Given exercise >>
Exactly as written, retype the listing below, omitting the pictures.

Collected data entries >>
'''

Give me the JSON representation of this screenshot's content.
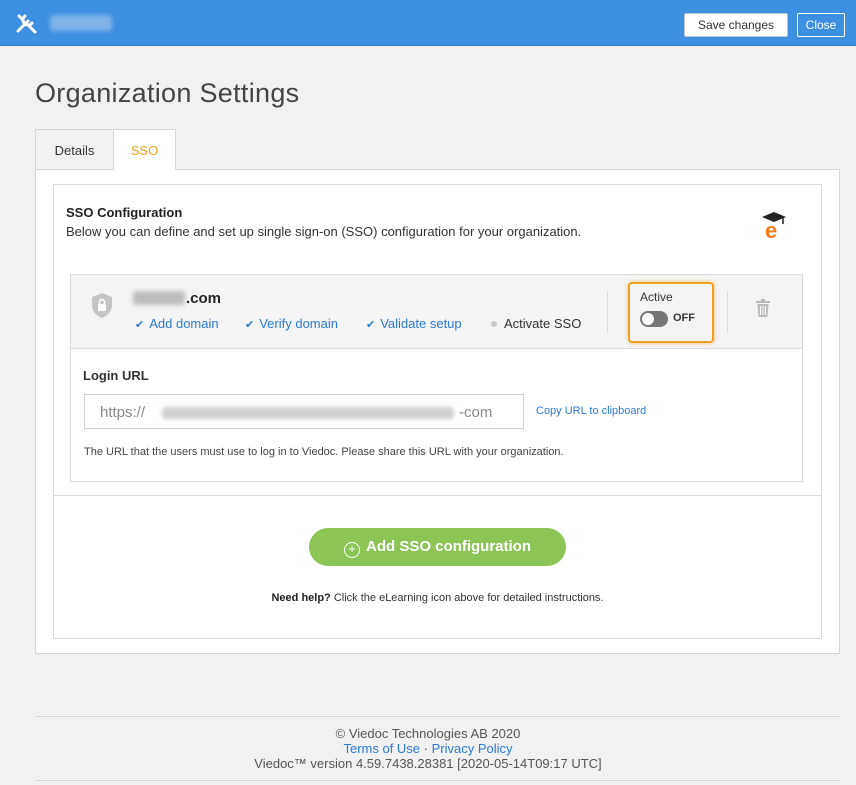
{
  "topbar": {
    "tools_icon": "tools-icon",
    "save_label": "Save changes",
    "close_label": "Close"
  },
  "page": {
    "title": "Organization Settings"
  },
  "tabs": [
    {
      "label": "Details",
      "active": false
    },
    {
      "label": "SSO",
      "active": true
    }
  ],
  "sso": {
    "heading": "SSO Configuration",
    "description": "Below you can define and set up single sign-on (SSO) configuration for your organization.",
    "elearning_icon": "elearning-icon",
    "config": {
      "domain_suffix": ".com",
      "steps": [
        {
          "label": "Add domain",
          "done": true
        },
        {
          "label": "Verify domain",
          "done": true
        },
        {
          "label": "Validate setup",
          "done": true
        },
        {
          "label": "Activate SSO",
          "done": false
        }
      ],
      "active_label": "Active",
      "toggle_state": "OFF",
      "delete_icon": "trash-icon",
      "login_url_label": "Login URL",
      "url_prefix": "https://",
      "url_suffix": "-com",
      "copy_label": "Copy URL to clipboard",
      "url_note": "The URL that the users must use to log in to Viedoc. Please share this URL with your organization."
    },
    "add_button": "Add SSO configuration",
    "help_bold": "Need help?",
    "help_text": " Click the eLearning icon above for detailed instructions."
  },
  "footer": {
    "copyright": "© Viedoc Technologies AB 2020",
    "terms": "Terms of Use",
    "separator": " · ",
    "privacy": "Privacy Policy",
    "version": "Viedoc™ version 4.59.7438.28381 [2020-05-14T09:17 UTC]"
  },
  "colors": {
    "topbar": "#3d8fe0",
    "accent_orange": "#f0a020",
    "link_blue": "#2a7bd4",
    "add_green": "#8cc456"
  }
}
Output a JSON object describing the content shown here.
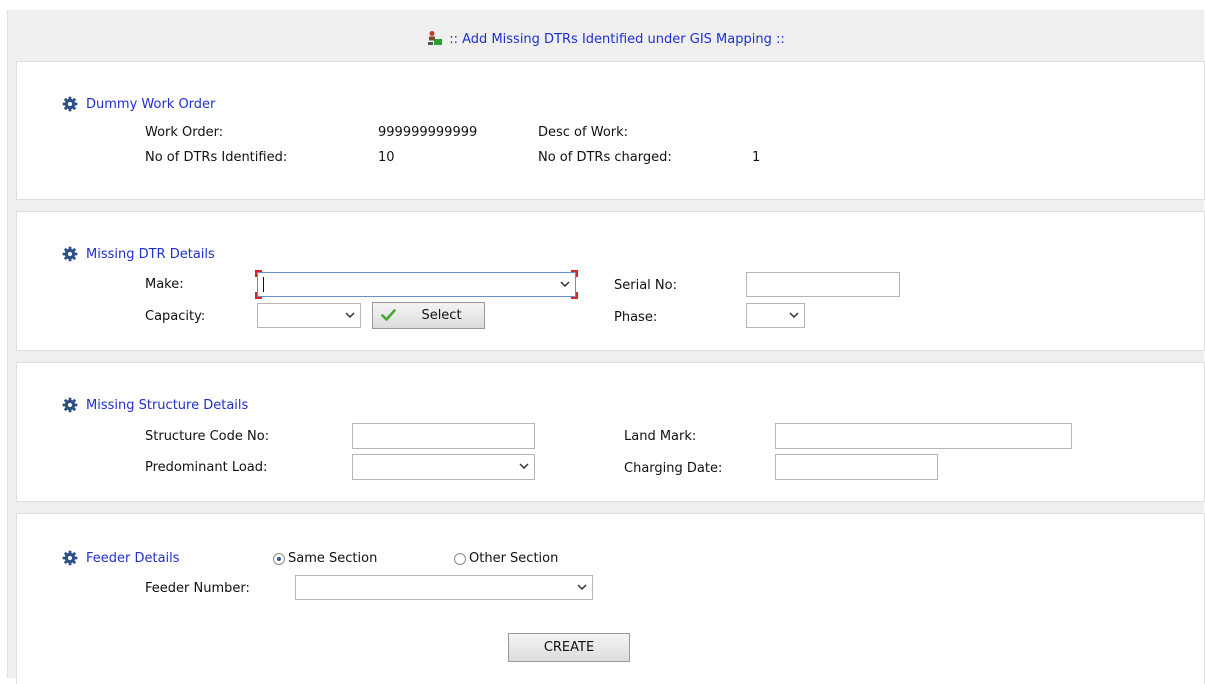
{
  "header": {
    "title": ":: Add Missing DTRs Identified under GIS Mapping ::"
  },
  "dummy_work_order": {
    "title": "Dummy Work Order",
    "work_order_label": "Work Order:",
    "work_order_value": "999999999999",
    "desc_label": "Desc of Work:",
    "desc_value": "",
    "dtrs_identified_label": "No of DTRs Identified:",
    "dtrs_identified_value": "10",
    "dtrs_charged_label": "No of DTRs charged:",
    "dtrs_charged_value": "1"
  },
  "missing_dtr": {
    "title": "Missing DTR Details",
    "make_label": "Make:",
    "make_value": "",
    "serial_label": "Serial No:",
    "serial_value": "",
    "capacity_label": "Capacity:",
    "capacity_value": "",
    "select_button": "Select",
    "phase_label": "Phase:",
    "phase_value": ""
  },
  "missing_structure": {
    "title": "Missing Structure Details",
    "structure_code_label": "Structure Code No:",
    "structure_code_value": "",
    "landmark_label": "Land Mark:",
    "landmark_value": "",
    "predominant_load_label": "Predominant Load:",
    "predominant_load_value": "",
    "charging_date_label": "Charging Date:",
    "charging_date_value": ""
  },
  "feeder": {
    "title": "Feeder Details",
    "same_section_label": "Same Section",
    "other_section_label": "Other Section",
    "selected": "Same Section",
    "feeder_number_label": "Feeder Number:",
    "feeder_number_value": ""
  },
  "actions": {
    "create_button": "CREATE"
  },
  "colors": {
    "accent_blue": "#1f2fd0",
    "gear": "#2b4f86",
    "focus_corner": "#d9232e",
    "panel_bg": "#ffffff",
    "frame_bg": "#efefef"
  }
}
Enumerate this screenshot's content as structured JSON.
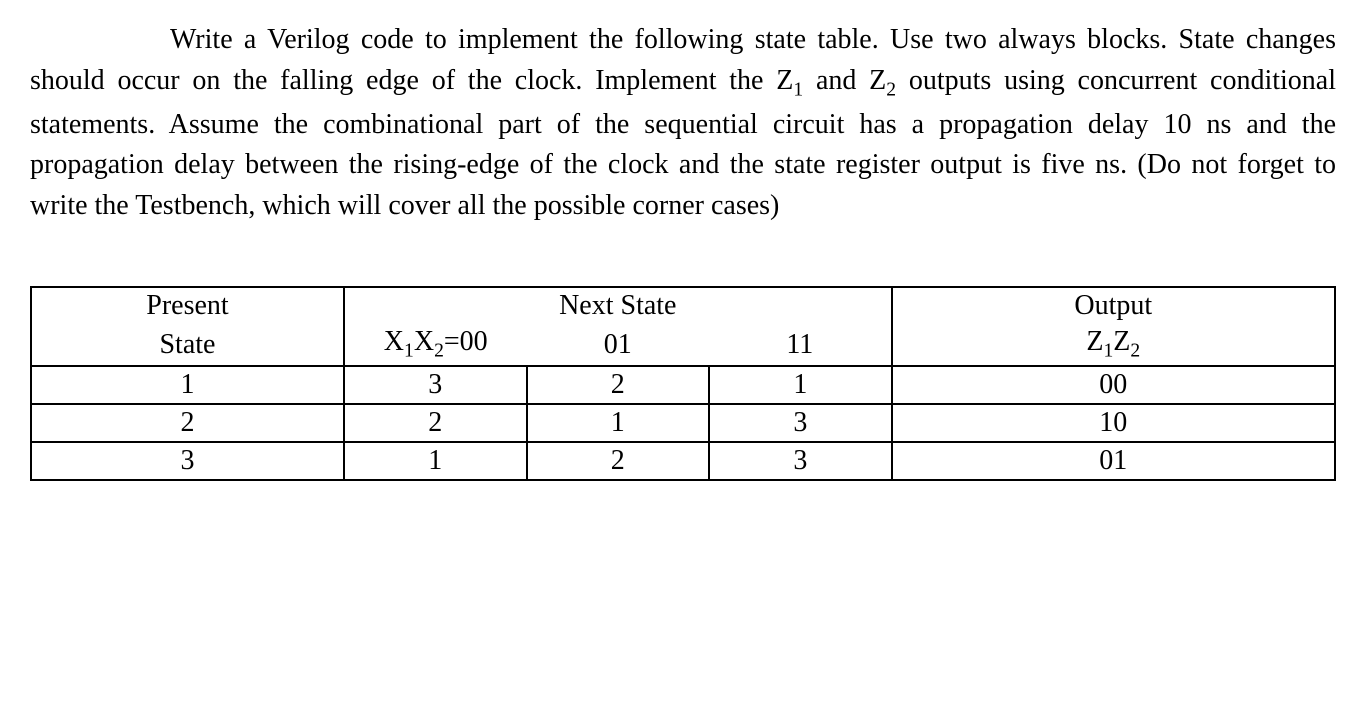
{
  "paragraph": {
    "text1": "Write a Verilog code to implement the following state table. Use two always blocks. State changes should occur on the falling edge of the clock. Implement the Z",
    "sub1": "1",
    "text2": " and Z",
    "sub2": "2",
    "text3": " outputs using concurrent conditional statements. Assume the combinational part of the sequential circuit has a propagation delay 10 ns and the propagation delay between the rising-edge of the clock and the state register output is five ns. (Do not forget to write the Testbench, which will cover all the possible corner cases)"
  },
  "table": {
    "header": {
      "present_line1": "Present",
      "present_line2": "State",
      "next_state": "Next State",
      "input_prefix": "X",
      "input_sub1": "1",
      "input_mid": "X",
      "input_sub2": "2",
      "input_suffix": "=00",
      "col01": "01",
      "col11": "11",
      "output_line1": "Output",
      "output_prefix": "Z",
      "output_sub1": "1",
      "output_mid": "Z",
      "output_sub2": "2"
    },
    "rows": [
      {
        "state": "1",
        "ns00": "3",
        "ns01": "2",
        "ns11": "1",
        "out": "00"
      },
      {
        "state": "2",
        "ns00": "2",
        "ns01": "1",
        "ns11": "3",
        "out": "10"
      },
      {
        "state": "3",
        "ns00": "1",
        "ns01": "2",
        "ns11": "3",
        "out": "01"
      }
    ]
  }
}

'''

Response to the task >>
Give me the JSON representation of this screenshot's content.
{
  "topbar": {
    "tools_icon": "tools-icon",
    "save_label": "Save changes",
    "close_label": "Close"
  },
  "page": {
    "title": "Organization Settings"
  },
  "tabs": [
    {
      "label": "Details",
      "active": false
    },
    {
      "label": "SSO",
      "active": true
    }
  ],
  "sso": {
    "heading": "SSO Configuration",
    "description": "Below you can define and set up single sign-on (SSO) configuration for your organization.",
    "elearning_icon": "elearning-icon",
    "config": {
      "domain_suffix": ".com",
      "steps": [
        {
          "label": "Add domain",
          "done": true
        },
        {
          "label": "Verify domain",
          "done": true
        },
        {
          "label": "Validate setup",
          "done": true
        },
        {
          "label": "Activate SSO",
          "done": false
        }
      ],
      "active_label": "Active",
      "toggle_state": "OFF",
      "delete_icon": "trash-icon",
      "login_url_label": "Login URL",
      "url_prefix": "https://",
      "url_suffix": "-com",
      "copy_label": "Copy URL to clipboard",
      "url_note": "The URL that the users must use to log in to Viedoc. Please share this URL with your organization."
    },
    "add_button": "Add SSO configuration",
    "help_bold": "Need help?",
    "help_text": " Click the eLearning icon above for detailed instructions."
  },
  "footer": {
    "copyright": "© Viedoc Technologies AB 2020",
    "terms": "Terms of Use",
    "separator": " · ",
    "privacy": "Privacy Policy",
    "version": "Viedoc™ version 4.59.7438.28381 [2020-05-14T09:17 UTC]"
  },
  "colors": {
    "topbar": "#3d8fe0",
    "accent_orange": "#f0a020",
    "link_blue": "#2a7bd4",
    "add_green": "#8cc456"
  }
}
Output a JSON object describing the content shown here.
{
  "header": {
    "title": ":: Add Missing DTRs Identified under GIS Mapping ::"
  },
  "dummy_work_order": {
    "title": "Dummy Work Order",
    "work_order_label": "Work Order:",
    "work_order_value": "999999999999",
    "desc_label": "Desc of Work:",
    "desc_value": "",
    "dtrs_identified_label": "No of DTRs Identified:",
    "dtrs_identified_value": "10",
    "dtrs_charged_label": "No of DTRs charged:",
    "dtrs_charged_value": "1"
  },
  "missing_dtr": {
    "title": "Missing DTR Details",
    "make_label": "Make:",
    "make_value": "",
    "serial_label": "Serial No:",
    "serial_value": "",
    "capacity_label": "Capacity:",
    "capacity_value": "",
    "select_button": "Select",
    "phase_label": "Phase:",
    "phase_value": ""
  },
  "missing_structure": {
    "title": "Missing Structure Details",
    "structure_code_label": "Structure Code No:",
    "structure_code_value": "",
    "landmark_label": "Land Mark:",
    "landmark_value": "",
    "predominant_load_label": "Predominant Load:",
    "predominant_load_value": "",
    "charging_date_label": "Charging Date:",
    "charging_date_value": ""
  },
  "feeder": {
    "title": "Feeder Details",
    "same_section_label": "Same Section",
    "other_section_label": "Other Section",
    "selected": "Same Section",
    "feeder_number_label": "Feeder Number:",
    "feeder_number_value": ""
  },
  "actions": {
    "create_button": "CREATE"
  },
  "colors": {
    "accent_blue": "#1f2fd0",
    "gear": "#2b4f86",
    "focus_corner": "#d9232e",
    "panel_bg": "#ffffff",
    "frame_bg": "#efefef"
  }
}
Enumerate this screenshot's content as structured JSON.
{
  "paragraph": {
    "text1": "Write a Verilog code to implement the following state table. Use two always blocks. State changes should occur on the falling edge of the clock. Implement the Z",
    "sub1": "1",
    "text2": " and Z",
    "sub2": "2",
    "text3": " outputs using concurrent conditional statements. Assume the combinational part of the sequential circuit has a propagation delay 10 ns and the propagation delay between the rising-edge of the clock and the state register output is five ns. (Do not forget to write the Testbench, which will cover all the possible corner cases)"
  },
  "table": {
    "header": {
      "present_line1": "Present",
      "present_line2": "State",
      "next_state": "Next State",
      "input_prefix": "X",
      "input_sub1": "1",
      "input_mid": "X",
      "input_sub2": "2",
      "input_suffix": "=00",
      "col01": "01",
      "col11": "11",
      "output_line1": "Output",
      "output_prefix": "Z",
      "output_sub1": "1",
      "output_mid": "Z",
      "output_sub2": "2"
    },
    "rows": [
      {
        "state": "1",
        "ns00": "3",
        "ns01": "2",
        "ns11": "1",
        "out": "00"
      },
      {
        "state": "2",
        "ns00": "2",
        "ns01": "1",
        "ns11": "3",
        "out": "10"
      },
      {
        "state": "3",
        "ns00": "1",
        "ns01": "2",
        "ns11": "3",
        "out": "01"
      }
    ]
  }
}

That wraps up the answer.